--- Start Listed records ---
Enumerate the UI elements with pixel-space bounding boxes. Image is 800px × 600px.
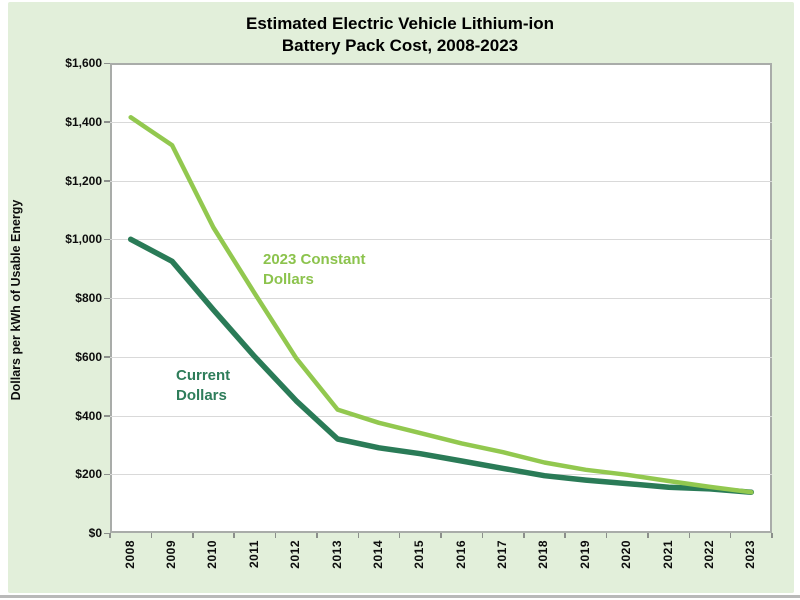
x-tick-mark <box>688 533 690 538</box>
gridline-400 <box>110 415 772 417</box>
x-tick-label-2015: 2015 <box>412 540 427 569</box>
gridline-800 <box>110 298 772 299</box>
x-tick-mark <box>192 533 194 538</box>
y-tick-mark <box>104 62 110 64</box>
y-tick-label: $1,600 <box>65 56 102 70</box>
y-tick-label: $1,400 <box>65 114 102 129</box>
y-tick-mark <box>104 532 110 534</box>
y-tick-mark <box>104 473 110 476</box>
y-tick-label: $200 <box>75 467 102 482</box>
gridline-600 <box>110 356 772 358</box>
annotation-constant-dollars: 2023 Constant Dollars <box>263 251 366 289</box>
x-tick-mark <box>647 533 649 538</box>
y-tick-mark <box>104 297 110 299</box>
x-tick-label-2011: 2011 <box>246 540 261 569</box>
gridline-1000 <box>110 239 772 241</box>
annotation-current-dollars: Current Dollars <box>176 367 231 405</box>
x-tick-mark <box>233 533 235 538</box>
x-tick-label-2012: 2012 <box>288 540 303 569</box>
x-tick-label-2014: 2014 <box>370 540 385 569</box>
y-tick-mark <box>104 415 110 417</box>
y-tick-label: $800 <box>75 291 102 305</box>
x-tick-mark <box>398 533 401 538</box>
x-tick-label-2017: 2017 <box>495 540 510 569</box>
x-tick-label-2009: 2009 <box>164 540 179 569</box>
y-tick-mark <box>104 121 110 123</box>
x-tick-label-2022: 2022 <box>701 540 716 569</box>
y-axis-title: Dollars per kWh of Usable Energy <box>9 199 23 401</box>
x-tick-label-2021: 2021 <box>660 540 675 569</box>
x-tick-mark <box>481 533 484 538</box>
y-tick-label: $0 <box>88 526 102 540</box>
chart-title-line-2: Battery Pack Cost, 2008-2023 <box>281 36 519 56</box>
x-tick-mark <box>729 533 732 538</box>
x-tick-label-2016: 2016 <box>453 540 468 569</box>
x-tick-label-2019: 2019 <box>577 540 592 569</box>
chart-title-line-1: Estimated Electric Vehicle Lithium-ion <box>246 14 554 33</box>
chart-title: Estimated Electric Vehicle Lithium-ion B… <box>60 13 740 57</box>
x-tick-label-2010: 2010 <box>205 540 220 569</box>
x-tick-mark <box>274 533 277 538</box>
x-tick-mark <box>605 533 608 538</box>
x-tick-mark <box>564 533 566 538</box>
x-tick-mark <box>771 533 773 538</box>
y-tick-mark <box>104 238 110 241</box>
bottom-divider <box>0 595 800 598</box>
y-tick-mark <box>104 180 110 182</box>
y-tick-label: $1,200 <box>65 173 102 188</box>
x-tick-label-2023: 2023 <box>743 540 758 569</box>
x-tick-label-2008: 2008 <box>122 540 137 569</box>
x-tick-mark <box>440 533 442 538</box>
gridline-200 <box>110 474 772 476</box>
x-tick-mark <box>150 533 153 538</box>
x-tick-mark <box>357 533 359 538</box>
x-tick-mark <box>109 533 111 538</box>
y-tick-label: $1,000 <box>65 232 102 247</box>
x-tick-mark <box>523 533 525 538</box>
y-tick-label: $400 <box>75 408 102 423</box>
x-tick-label-2013: 2013 <box>329 540 344 569</box>
x-tick-label-2020: 2020 <box>619 540 634 569</box>
gridline-1200 <box>110 180 772 182</box>
gridline-1400 <box>110 121 772 123</box>
y-tick-label: $600 <box>75 349 102 364</box>
x-tick-mark <box>316 533 318 538</box>
y-tick-mark <box>104 356 110 358</box>
x-tick-label-2018: 2018 <box>536 540 551 569</box>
--- End Listed records ---
*Work to do*
Convert the stretch of rows above, from the one containing "x-tick-mark <box>688 533 690 538</box>" through the one containing "y-tick-label: $1,400 <box>65", into a Markdown table with the columns Row and Line. Skip any blank lines.

*Final result*
| Row | Line |
|---|---|
| 1 | x-tick-mark <box>688 533 690 538</box> |
| 2 | gridline-400 <box>110 415 772 417</box> |
| 3 | x-tick-label-2015: 2015 <box>412 540 427 569</box> |
| 4 | gridline-800 <box>110 298 772 299</box> |
| 5 | x-tick-mark <box>192 533 194 538</box> |
| 6 | y-tick-mark <box>104 62 110 64</box> |
| 7 | y-tick-label: $1,600 <box>65 56 102 70</box> |
| 8 | y-tick-label: $1,400 <box>65 114 102 129</box> |